EXERCISE TASK>
Can you copy out every one of the lines below word for word, without changing anything?

* * *

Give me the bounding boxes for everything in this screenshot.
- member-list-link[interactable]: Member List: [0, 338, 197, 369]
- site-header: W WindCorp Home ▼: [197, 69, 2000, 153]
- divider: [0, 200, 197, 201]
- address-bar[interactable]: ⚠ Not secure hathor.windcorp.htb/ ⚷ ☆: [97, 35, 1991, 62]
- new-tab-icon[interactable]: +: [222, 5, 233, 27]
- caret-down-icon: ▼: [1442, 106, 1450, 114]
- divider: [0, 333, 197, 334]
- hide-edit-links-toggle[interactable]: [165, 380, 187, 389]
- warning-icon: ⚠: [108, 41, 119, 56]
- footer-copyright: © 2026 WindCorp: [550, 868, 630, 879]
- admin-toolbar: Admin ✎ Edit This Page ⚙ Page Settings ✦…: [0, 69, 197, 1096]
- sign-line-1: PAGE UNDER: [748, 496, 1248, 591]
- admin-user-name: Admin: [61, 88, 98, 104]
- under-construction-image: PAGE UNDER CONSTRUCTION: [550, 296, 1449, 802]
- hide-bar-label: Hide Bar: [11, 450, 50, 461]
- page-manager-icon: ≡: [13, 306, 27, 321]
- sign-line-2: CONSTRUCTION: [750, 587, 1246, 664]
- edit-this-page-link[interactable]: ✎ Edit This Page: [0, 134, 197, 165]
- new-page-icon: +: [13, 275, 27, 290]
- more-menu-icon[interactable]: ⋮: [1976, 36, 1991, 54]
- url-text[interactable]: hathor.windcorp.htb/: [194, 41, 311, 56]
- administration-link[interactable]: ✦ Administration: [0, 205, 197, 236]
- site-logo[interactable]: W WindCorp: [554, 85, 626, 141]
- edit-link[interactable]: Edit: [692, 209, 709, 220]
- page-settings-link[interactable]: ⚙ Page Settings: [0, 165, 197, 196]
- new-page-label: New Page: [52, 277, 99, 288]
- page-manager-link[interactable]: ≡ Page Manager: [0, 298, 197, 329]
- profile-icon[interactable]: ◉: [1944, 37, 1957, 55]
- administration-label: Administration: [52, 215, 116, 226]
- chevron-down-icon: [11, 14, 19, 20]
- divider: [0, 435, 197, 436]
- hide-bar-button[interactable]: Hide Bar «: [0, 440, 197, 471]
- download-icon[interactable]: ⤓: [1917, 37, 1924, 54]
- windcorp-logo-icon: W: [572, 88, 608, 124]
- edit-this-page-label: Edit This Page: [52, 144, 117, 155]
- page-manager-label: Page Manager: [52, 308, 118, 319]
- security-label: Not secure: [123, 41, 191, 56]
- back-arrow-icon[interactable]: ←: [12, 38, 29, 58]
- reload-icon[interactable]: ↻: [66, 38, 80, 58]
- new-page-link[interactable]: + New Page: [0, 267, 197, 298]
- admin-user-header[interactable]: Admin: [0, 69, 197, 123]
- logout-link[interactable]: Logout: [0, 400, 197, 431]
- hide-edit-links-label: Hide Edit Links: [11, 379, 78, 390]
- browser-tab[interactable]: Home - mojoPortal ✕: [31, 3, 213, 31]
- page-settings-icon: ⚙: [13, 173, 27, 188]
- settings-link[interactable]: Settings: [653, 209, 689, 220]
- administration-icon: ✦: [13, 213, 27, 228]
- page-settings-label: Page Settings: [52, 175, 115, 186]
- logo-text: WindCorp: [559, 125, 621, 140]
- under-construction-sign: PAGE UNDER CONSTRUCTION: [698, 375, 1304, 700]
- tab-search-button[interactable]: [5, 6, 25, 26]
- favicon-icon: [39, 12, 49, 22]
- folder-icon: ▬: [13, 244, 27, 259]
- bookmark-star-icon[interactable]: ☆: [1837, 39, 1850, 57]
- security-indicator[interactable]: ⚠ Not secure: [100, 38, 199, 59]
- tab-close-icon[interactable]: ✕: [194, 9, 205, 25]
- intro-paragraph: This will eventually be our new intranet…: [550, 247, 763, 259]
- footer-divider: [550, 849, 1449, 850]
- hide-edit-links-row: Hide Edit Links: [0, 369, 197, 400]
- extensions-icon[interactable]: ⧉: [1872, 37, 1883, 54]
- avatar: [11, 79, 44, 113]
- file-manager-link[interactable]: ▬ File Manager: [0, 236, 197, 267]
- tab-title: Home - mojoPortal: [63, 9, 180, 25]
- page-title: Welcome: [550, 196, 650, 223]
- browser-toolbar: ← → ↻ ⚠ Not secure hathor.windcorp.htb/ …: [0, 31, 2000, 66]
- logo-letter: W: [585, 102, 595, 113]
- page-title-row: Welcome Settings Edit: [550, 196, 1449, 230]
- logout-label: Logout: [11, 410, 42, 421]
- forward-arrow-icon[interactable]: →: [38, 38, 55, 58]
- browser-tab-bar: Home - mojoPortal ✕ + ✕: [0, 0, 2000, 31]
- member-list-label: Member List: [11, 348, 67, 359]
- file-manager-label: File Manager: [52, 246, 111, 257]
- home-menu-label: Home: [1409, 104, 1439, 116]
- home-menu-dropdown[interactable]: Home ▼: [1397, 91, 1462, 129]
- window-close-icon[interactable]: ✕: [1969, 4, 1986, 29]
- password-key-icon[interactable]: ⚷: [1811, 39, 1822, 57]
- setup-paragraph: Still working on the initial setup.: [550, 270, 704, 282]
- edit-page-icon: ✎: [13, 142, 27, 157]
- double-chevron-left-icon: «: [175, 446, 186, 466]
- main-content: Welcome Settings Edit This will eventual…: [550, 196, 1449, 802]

* * *

COMPLETE ANSWER>
Give me the bounding boxes for everything in this screenshot.
- member-list-link[interactable]: Member List: [0, 338, 197, 369]
- site-header: W WindCorp Home ▼: [197, 69, 2000, 153]
- divider: [0, 200, 197, 201]
- address-bar[interactable]: ⚠ Not secure hathor.windcorp.htb/ ⚷ ☆: [97, 35, 1991, 62]
- new-tab-icon[interactable]: +: [222, 5, 233, 27]
- caret-down-icon: ▼: [1442, 106, 1450, 114]
- divider: [0, 333, 197, 334]
- hide-edit-links-toggle[interactable]: [165, 380, 187, 389]
- warning-icon: ⚠: [108, 41, 119, 56]
- footer-copyright: © 2026 WindCorp: [550, 868, 630, 879]
- admin-toolbar: Admin ✎ Edit This Page ⚙ Page Settings ✦…: [0, 69, 197, 1096]
- sign-line-1: PAGE UNDER: [748, 496, 1248, 591]
- admin-user-name: Admin: [61, 88, 98, 104]
- under-construction-image: PAGE UNDER CONSTRUCTION: [550, 296, 1449, 802]
- hide-bar-label: Hide Bar: [11, 450, 50, 461]
- page-manager-icon: ≡: [13, 306, 27, 321]
- sign-line-2: CONSTRUCTION: [750, 587, 1246, 664]
- edit-this-page-link[interactable]: ✎ Edit This Page: [0, 134, 197, 165]
- new-page-icon: +: [13, 275, 27, 290]
- more-menu-icon[interactable]: ⋮: [1976, 36, 1991, 54]
- url-text[interactable]: hathor.windcorp.htb/: [194, 41, 311, 56]
- administration-link[interactable]: ✦ Administration: [0, 205, 197, 236]
- site-logo[interactable]: W WindCorp: [554, 85, 626, 141]
- edit-link[interactable]: Edit: [692, 209, 709, 220]
- page-settings-link[interactable]: ⚙ Page Settings: [0, 165, 197, 196]
- new-page-label: New Page: [52, 277, 99, 288]
- page-manager-link[interactable]: ≡ Page Manager: [0, 298, 197, 329]
- profile-icon[interactable]: ◉: [1944, 37, 1957, 55]
- administration-label: Administration: [52, 215, 116, 226]
- chevron-down-icon: [11, 14, 19, 20]
- divider: [0, 435, 197, 436]
- hide-bar-button[interactable]: Hide Bar «: [0, 440, 197, 471]
- download-icon[interactable]: ⤓: [1917, 37, 1924, 54]
- windcorp-logo-icon: W: [572, 88, 608, 124]
- edit-this-page-label: Edit This Page: [52, 144, 117, 155]
- page-manager-label: Page Manager: [52, 308, 118, 319]
- security-label: Not secure: [123, 41, 191, 56]
- back-arrow-icon[interactable]: ←: [12, 38, 29, 58]
- reload-icon[interactable]: ↻: [66, 38, 80, 58]
- new-page-link[interactable]: + New Page: [0, 267, 197, 298]
- admin-user-header[interactable]: Admin: [0, 69, 197, 123]
- logout-link[interactable]: Logout: [0, 400, 197, 431]
- hide-edit-links-label: Hide Edit Links: [11, 379, 78, 390]
- browser-tab[interactable]: Home - mojoPortal ✕: [31, 3, 213, 31]
- page-settings-icon: ⚙: [13, 173, 27, 188]
- settings-link[interactable]: Settings: [653, 209, 689, 220]
- administration-icon: ✦: [13, 213, 27, 228]
- page-settings-label: Page Settings: [52, 175, 115, 186]
- logo-text: WindCorp: [559, 125, 621, 140]
- under-construction-sign: PAGE UNDER CONSTRUCTION: [698, 375, 1304, 700]
- tab-search-button[interactable]: [5, 6, 25, 26]
- favicon-icon: [39, 12, 49, 22]
- folder-icon: ▬: [13, 244, 27, 259]
- bookmark-star-icon[interactable]: ☆: [1837, 39, 1850, 57]
- security-indicator[interactable]: ⚠ Not secure: [100, 38, 199, 59]
- tab-close-icon[interactable]: ✕: [194, 9, 205, 25]
- intro-paragraph: This will eventually be our new intranet…: [550, 247, 763, 259]
- footer-divider: [550, 849, 1449, 850]
- hide-edit-links-row: Hide Edit Links: [0, 369, 197, 400]
- extensions-icon[interactable]: ⧉: [1872, 37, 1883, 54]
- avatar: [11, 79, 44, 113]
- file-manager-link[interactable]: ▬ File Manager: [0, 236, 197, 267]
- tab-title: Home - mojoPortal: [63, 9, 180, 25]
- page-title: Welcome: [550, 196, 650, 223]
- browser-toolbar: ← → ↻ ⚠ Not secure hathor.windcorp.htb/ …: [0, 31, 2000, 66]
- logo-letter: W: [585, 102, 595, 113]
- page-title-row: Welcome Settings Edit: [550, 196, 1449, 230]
- logout-label: Logout: [11, 410, 42, 421]
- forward-arrow-icon[interactable]: →: [38, 38, 55, 58]
- browser-tab-bar: Home - mojoPortal ✕ + ✕: [0, 0, 2000, 31]
- member-list-label: Member List: [11, 348, 67, 359]
- file-manager-label: File Manager: [52, 246, 111, 257]
- home-menu-label: Home: [1409, 104, 1439, 116]
- home-menu-dropdown[interactable]: Home ▼: [1397, 91, 1462, 129]
- window-close-icon[interactable]: ✕: [1969, 4, 1986, 29]
- password-key-icon[interactable]: ⚷: [1811, 39, 1822, 57]
- setup-paragraph: Still working on the initial setup.: [550, 270, 704, 282]
- edit-page-icon: ✎: [13, 142, 27, 157]
- double-chevron-left-icon: «: [175, 446, 186, 466]
- main-content: Welcome Settings Edit This will eventual…: [550, 196, 1449, 802]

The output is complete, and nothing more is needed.